| Task brief |
Report only the number of lines in the records that contain the word "объекты".

[Begin]

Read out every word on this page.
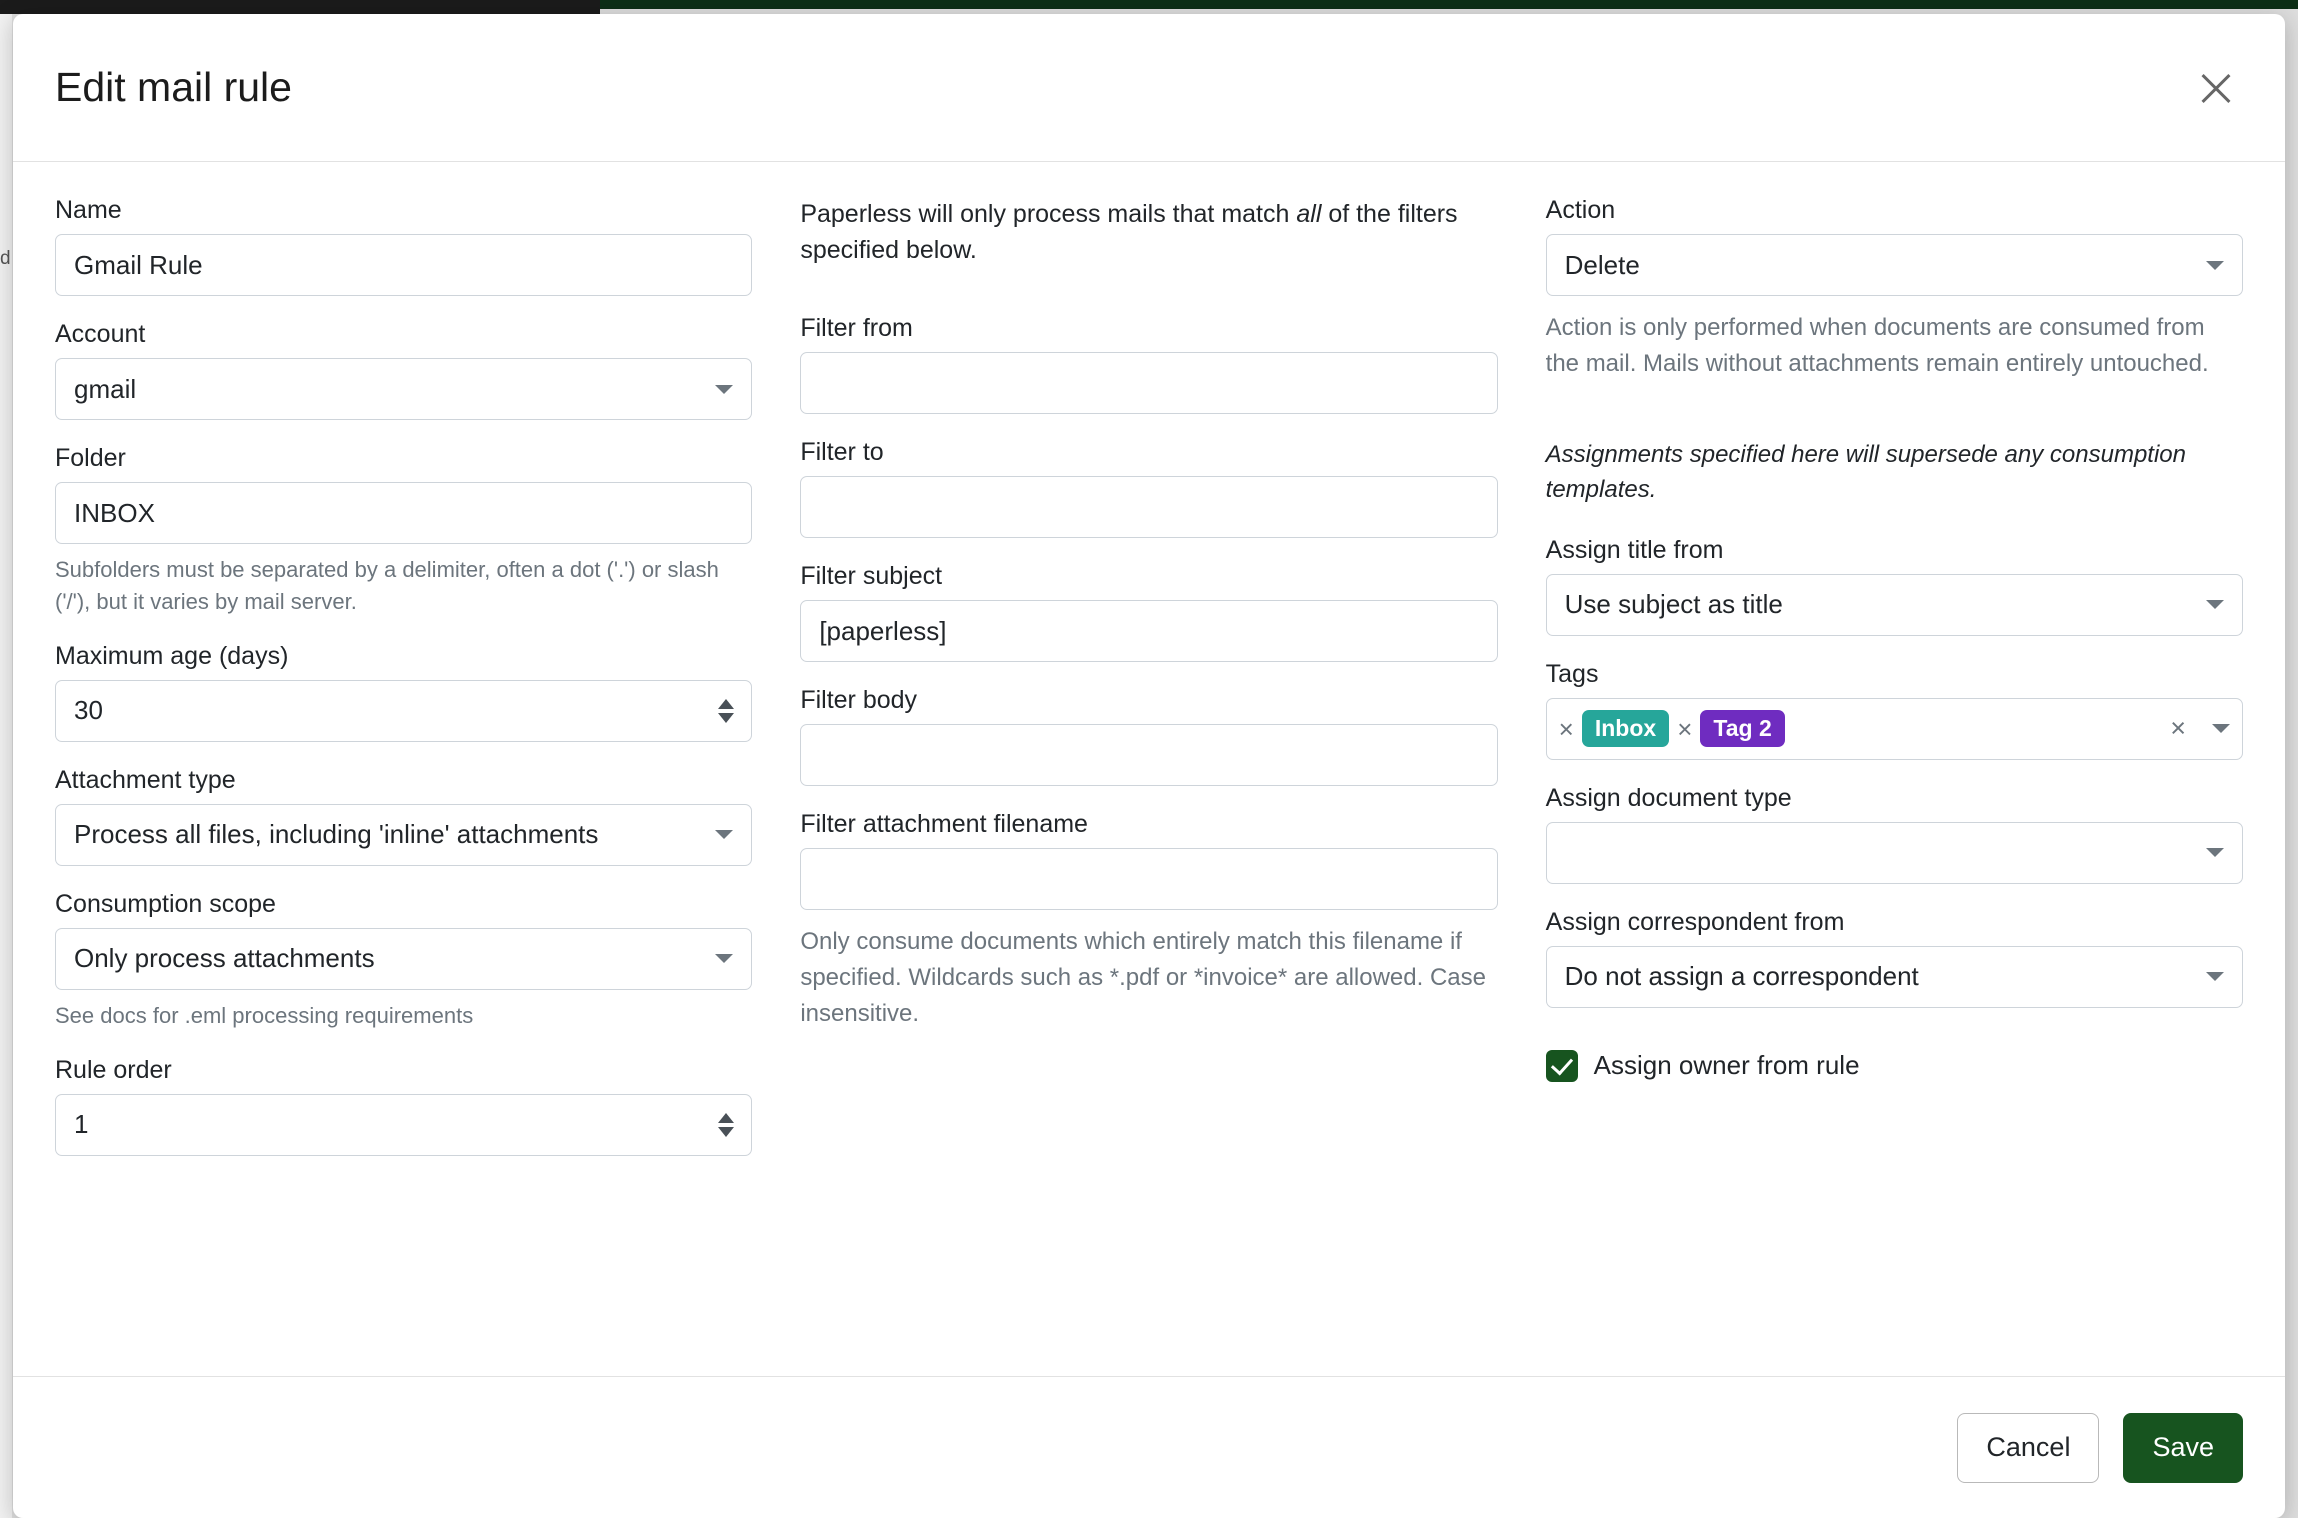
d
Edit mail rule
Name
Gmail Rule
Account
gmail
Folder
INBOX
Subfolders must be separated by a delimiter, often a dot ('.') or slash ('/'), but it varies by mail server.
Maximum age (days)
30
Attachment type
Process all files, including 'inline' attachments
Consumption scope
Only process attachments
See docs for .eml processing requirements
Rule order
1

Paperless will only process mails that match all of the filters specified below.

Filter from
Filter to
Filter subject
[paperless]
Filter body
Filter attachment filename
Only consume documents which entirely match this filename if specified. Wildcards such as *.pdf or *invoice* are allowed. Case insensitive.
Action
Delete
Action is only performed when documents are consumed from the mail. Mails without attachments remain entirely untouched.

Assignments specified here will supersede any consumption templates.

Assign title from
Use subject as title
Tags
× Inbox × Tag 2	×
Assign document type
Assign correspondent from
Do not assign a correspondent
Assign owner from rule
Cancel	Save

[End]
[Begin]

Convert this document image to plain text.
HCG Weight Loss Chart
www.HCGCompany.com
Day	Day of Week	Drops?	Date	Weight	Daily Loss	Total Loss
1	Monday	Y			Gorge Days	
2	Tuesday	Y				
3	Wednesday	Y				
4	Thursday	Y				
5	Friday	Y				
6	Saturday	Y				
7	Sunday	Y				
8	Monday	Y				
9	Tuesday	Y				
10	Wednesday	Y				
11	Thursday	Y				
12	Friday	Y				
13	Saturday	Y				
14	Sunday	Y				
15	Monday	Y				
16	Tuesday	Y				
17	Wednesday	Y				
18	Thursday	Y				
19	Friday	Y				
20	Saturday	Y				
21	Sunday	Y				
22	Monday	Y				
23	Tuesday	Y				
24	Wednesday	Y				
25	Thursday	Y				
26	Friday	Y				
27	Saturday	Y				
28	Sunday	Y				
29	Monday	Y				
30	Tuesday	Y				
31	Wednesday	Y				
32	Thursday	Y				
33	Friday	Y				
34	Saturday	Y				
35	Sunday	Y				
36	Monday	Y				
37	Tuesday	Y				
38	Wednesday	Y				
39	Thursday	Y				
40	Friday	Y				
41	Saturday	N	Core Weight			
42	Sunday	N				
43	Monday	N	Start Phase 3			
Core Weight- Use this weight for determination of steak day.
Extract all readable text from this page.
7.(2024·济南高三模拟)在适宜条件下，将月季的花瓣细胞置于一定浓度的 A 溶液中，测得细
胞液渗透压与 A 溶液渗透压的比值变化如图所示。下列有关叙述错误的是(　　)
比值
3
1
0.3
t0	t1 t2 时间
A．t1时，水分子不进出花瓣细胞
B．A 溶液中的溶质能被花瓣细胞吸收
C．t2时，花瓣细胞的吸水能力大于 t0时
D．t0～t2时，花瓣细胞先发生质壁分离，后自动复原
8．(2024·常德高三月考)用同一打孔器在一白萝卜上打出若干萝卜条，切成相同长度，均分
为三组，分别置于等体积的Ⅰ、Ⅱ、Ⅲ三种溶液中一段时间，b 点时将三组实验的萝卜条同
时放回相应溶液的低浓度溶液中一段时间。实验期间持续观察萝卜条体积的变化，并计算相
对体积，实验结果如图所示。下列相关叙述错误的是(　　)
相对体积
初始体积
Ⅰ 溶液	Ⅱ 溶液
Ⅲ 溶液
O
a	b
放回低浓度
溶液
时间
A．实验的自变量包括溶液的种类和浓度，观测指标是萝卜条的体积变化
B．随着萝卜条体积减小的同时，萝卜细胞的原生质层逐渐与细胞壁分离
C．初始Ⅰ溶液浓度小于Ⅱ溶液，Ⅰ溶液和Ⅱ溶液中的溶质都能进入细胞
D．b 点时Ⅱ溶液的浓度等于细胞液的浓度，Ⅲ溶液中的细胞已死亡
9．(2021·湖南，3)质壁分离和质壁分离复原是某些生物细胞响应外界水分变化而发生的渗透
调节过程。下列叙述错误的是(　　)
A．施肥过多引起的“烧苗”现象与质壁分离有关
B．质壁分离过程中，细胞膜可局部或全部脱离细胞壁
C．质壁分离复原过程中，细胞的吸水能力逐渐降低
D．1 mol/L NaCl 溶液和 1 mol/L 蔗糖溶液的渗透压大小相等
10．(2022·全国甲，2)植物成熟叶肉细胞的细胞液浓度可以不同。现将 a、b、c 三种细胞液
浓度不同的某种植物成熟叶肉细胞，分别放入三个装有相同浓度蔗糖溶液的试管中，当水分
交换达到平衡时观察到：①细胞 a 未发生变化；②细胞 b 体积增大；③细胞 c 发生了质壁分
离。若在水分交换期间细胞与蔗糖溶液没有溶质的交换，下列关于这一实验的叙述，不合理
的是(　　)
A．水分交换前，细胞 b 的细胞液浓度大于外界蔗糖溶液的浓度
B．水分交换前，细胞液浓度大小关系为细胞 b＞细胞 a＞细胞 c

[End]
[Begin]

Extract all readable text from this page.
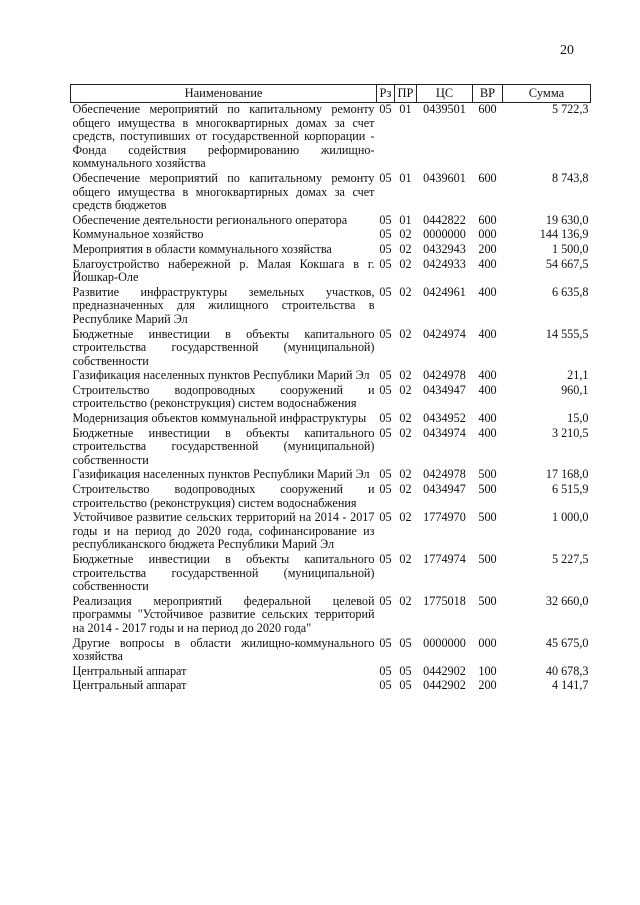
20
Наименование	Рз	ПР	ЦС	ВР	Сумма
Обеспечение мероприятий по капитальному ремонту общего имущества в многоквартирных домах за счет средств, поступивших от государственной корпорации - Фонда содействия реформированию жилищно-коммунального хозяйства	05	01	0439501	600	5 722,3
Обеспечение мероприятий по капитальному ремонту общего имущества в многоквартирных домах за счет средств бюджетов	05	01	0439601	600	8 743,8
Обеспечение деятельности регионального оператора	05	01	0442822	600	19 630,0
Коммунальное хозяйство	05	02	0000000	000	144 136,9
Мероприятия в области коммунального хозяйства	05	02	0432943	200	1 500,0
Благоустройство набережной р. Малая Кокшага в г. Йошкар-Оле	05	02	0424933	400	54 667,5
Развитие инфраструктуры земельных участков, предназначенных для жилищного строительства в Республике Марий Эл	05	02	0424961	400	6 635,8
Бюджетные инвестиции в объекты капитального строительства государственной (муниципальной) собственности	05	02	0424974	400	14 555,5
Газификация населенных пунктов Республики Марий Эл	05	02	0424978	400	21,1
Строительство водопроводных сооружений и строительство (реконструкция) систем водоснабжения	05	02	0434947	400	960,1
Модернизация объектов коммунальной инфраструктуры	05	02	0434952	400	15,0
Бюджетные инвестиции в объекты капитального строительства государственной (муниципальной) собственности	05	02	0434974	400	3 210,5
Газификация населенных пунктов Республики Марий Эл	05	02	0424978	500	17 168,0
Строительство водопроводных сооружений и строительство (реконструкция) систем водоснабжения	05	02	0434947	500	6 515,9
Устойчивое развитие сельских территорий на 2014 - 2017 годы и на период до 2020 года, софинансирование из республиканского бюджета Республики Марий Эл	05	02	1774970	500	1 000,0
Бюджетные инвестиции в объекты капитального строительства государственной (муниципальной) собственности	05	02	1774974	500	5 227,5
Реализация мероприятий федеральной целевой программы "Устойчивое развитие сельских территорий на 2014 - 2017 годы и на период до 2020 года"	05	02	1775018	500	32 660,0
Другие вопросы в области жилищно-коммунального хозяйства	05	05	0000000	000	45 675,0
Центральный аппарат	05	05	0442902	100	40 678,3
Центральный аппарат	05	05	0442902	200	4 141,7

[End]

| Answer in full |
3